**BRIEF:**
Pull out each line of the data that includes the word "this".

**DATASET EXCERPTS:**
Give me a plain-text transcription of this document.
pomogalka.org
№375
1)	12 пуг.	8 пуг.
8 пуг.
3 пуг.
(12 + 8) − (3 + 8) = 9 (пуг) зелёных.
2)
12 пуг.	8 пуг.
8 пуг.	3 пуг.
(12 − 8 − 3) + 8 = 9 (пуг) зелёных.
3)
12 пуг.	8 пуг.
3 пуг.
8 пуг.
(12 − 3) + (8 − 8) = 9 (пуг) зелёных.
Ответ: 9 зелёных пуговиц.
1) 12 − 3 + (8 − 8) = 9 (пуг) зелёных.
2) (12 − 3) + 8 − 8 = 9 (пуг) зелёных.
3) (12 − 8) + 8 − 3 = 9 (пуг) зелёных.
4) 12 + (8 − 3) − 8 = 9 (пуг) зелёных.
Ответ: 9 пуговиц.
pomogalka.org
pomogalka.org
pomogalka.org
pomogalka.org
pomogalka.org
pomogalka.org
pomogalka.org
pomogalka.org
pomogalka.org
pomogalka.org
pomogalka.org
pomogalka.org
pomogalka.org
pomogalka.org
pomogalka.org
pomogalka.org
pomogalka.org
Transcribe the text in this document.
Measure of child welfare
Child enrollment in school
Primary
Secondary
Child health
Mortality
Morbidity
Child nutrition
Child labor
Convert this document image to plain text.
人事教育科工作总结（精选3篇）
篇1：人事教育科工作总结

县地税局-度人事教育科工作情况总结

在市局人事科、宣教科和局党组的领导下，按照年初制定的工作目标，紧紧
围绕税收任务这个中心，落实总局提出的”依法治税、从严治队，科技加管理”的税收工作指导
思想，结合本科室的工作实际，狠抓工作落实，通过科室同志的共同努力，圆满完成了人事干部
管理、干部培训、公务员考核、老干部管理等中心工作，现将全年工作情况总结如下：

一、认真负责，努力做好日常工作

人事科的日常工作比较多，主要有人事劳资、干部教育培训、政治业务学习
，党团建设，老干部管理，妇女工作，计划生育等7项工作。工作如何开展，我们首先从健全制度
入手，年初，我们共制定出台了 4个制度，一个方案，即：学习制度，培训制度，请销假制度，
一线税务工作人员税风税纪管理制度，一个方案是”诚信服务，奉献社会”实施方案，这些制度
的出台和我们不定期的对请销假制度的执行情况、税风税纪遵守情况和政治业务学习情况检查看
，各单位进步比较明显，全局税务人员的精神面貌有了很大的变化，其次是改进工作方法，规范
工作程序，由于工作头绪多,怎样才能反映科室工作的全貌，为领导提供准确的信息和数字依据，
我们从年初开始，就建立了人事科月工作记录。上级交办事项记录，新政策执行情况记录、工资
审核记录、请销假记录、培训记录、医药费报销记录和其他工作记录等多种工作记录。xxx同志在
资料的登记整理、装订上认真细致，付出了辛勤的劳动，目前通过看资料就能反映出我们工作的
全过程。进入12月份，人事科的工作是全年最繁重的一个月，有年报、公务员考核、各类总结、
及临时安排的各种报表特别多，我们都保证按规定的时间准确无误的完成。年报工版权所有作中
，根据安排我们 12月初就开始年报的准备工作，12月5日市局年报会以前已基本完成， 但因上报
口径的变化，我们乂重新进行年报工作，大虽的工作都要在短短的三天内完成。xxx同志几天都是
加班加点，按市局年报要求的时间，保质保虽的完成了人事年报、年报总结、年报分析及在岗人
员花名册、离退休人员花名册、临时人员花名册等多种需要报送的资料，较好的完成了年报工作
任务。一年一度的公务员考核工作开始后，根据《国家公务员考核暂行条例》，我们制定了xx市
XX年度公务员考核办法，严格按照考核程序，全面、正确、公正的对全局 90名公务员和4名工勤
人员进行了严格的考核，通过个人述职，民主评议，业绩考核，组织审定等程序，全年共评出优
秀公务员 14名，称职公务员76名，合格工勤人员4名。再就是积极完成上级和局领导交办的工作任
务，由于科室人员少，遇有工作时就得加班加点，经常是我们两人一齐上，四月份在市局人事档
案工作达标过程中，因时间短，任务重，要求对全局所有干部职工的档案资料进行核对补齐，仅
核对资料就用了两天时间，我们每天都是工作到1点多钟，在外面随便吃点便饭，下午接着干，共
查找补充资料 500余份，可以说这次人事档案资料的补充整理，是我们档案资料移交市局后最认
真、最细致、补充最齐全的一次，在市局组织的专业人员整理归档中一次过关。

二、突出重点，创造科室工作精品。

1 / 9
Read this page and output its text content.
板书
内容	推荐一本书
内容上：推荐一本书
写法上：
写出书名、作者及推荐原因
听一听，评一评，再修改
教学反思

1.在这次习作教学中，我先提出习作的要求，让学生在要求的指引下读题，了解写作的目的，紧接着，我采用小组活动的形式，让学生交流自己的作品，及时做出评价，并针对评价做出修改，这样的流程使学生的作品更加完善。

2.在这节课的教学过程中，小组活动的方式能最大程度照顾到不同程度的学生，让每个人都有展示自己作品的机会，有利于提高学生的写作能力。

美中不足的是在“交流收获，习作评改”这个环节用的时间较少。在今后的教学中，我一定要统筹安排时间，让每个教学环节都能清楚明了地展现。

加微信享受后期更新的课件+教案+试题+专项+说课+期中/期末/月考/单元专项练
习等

**EXERCISE SOLUTION:**
Give me a plain-text transcription of this document.
Transcribe the text in this document.
Convert this document image to plain text.
Read this page and output its text content.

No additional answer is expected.